EXERCISE DATA
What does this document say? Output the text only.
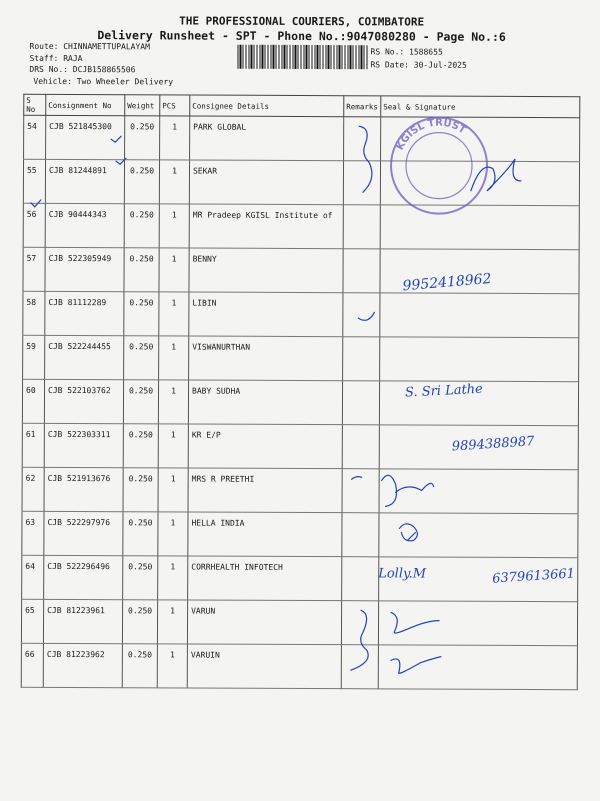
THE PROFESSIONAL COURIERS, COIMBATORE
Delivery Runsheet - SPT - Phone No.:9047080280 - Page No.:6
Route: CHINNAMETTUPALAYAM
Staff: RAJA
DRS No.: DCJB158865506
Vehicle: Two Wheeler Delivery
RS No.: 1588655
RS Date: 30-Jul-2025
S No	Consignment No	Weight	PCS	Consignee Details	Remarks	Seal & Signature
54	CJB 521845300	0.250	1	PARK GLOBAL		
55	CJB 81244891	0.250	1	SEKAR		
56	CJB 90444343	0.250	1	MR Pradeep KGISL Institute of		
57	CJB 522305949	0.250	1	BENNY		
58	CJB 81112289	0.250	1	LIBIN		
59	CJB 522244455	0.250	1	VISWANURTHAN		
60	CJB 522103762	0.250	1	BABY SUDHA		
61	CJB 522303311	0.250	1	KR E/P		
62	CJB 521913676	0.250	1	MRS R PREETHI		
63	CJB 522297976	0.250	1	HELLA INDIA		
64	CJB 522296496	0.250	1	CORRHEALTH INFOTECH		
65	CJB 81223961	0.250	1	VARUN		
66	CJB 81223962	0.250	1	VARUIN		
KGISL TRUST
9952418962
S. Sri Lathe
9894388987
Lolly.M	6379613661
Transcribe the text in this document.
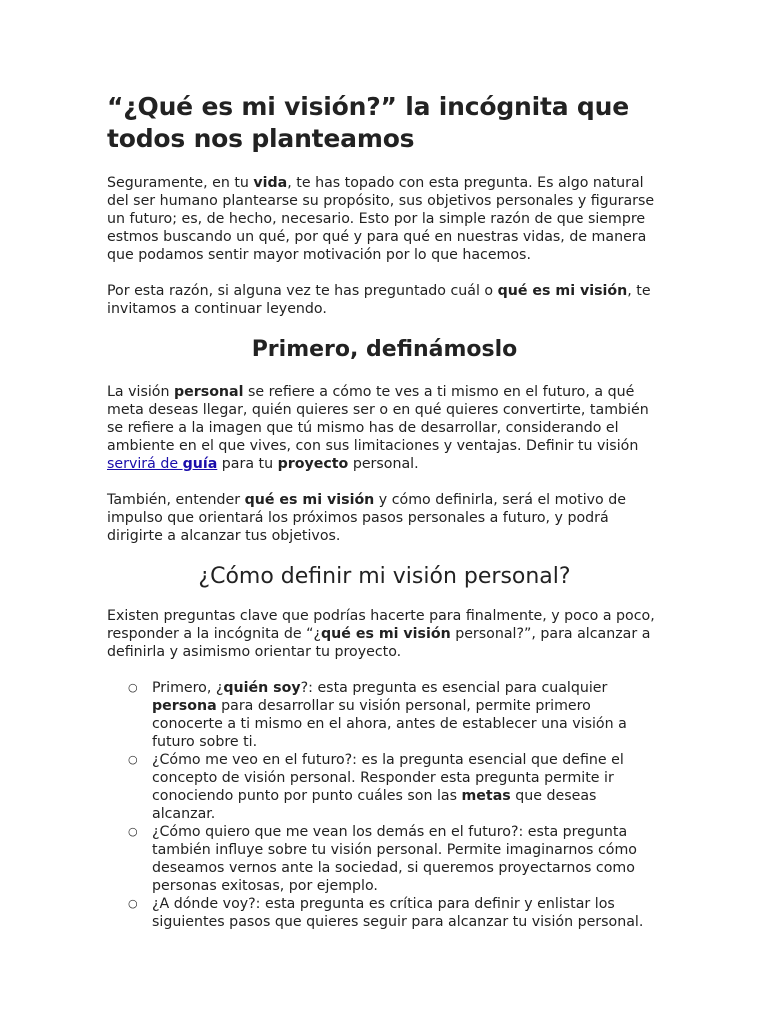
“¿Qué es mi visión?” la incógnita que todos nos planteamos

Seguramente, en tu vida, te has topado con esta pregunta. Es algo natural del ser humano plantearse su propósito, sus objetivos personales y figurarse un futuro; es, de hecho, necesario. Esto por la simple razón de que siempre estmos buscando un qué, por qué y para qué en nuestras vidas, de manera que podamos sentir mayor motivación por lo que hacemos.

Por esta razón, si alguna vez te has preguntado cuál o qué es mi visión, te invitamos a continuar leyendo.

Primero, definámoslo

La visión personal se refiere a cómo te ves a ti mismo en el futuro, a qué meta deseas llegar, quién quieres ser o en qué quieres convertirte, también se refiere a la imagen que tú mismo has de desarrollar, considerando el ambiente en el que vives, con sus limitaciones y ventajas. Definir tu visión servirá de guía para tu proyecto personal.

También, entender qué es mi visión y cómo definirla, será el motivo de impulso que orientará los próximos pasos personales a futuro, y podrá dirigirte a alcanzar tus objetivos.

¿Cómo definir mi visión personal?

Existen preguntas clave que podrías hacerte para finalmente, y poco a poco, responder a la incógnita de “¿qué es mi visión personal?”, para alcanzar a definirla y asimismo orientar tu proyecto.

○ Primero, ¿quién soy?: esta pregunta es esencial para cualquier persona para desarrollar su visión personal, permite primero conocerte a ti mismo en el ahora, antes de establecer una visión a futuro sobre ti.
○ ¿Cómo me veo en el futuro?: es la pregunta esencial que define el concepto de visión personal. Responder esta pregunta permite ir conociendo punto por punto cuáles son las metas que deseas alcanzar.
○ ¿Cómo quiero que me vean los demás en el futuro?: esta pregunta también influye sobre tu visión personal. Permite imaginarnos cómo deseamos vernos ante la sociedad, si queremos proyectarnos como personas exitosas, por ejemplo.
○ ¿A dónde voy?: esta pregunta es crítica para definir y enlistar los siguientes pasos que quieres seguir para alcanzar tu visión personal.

REQUEST
Transcribe the records above exactly, omitting every picture they contain.

TASK RESPONSE
What does this document say? Output the text only.
THE PROFESSIONAL COURIERS, COIMBATORE
Delivery Runsheet - SPT - Phone No.:9047080280 - Page No.:6
Route: CHINNAMETTUPALAYAM
Staff: RAJA
DRS No.: DCJB158865506
Vehicle: Two Wheeler Delivery
RS No.: 1588655
RS Date: 30-Jul-2025
S No	Consignment No	Weight	PCS	Consignee Details	Remarks	Seal & Signature
54	CJB 521845300	0.250	1	PARK GLOBAL		
55	CJB 81244891	0.250	1	SEKAR		
56	CJB 90444343	0.250	1	MR Pradeep KGISL Institute of		
57	CJB 522305949	0.250	1	BENNY		
58	CJB 81112289	0.250	1	LIBIN		
59	CJB 522244455	0.250	1	VISWANURTHAN		
60	CJB 522103762	0.250	1	BABY SUDHA		
61	CJB 522303311	0.250	1	KR E/P		
62	CJB 521913676	0.250	1	MRS R PREETHI		
63	CJB 522297976	0.250	1	HELLA INDIA		
64	CJB 522296496	0.250	1	CORRHEALTH INFOTECH		
65	CJB 81223961	0.250	1	VARUN		
66	CJB 81223962	0.250	1	VARUIN		
KGISL TRUST
9952418962
S. Sri Lathe
9894388987
Lolly.M	6379613661
Transcribe the text in this document.
“¿Qué es mi visión?” la incógnita que todos nos planteamos

Seguramente, en tu vida, te has topado con esta pregunta. Es algo natural del ser humano plantearse su propósito, sus objetivos personales y figurarse un futuro; es, de hecho, necesario. Esto por la simple razón de que siempre estmos buscando un qué, por qué y para qué en nuestras vidas, de manera que podamos sentir mayor motivación por lo que hacemos.

Por esta razón, si alguna vez te has preguntado cuál o qué es mi visión, te invitamos a continuar leyendo.

Primero, definámoslo

La visión personal se refiere a cómo te ves a ti mismo en el futuro, a qué meta deseas llegar, quién quieres ser o en qué quieres convertirte, también se refiere a la imagen que tú mismo has de desarrollar, considerando el ambiente en el que vives, con sus limitaciones y ventajas. Definir tu visión servirá de guía para tu proyecto personal.

También, entender qué es mi visión y cómo definirla, será el motivo de impulso que orientará los próximos pasos personales a futuro, y podrá dirigirte a alcanzar tus objetivos.

¿Cómo definir mi visión personal?

Existen preguntas clave que podrías hacerte para finalmente, y poco a poco, responder a la incógnita de “¿qué es mi visión personal?”, para alcanzar a definirla y asimismo orientar tu proyecto.

○ Primero, ¿quién soy?: esta pregunta es esencial para cualquier persona para desarrollar su visión personal, permite primero conocerte a ti mismo en el ahora, antes de establecer una visión a futuro sobre ti.
○ ¿Cómo me veo en el futuro?: es la pregunta esencial que define el concepto de visión personal. Responder esta pregunta permite ir conociendo punto por punto cuáles son las metas que deseas alcanzar.
○ ¿Cómo quiero que me vean los demás en el futuro?: esta pregunta también influye sobre tu visión personal. Permite imaginarnos cómo deseamos vernos ante la sociedad, si queremos proyectarnos como personas exitosas, por ejemplo.
○ ¿A dónde voy?: esta pregunta es crítica para definir y enlistar los siguientes pasos que quieres seguir para alcanzar tu visión personal.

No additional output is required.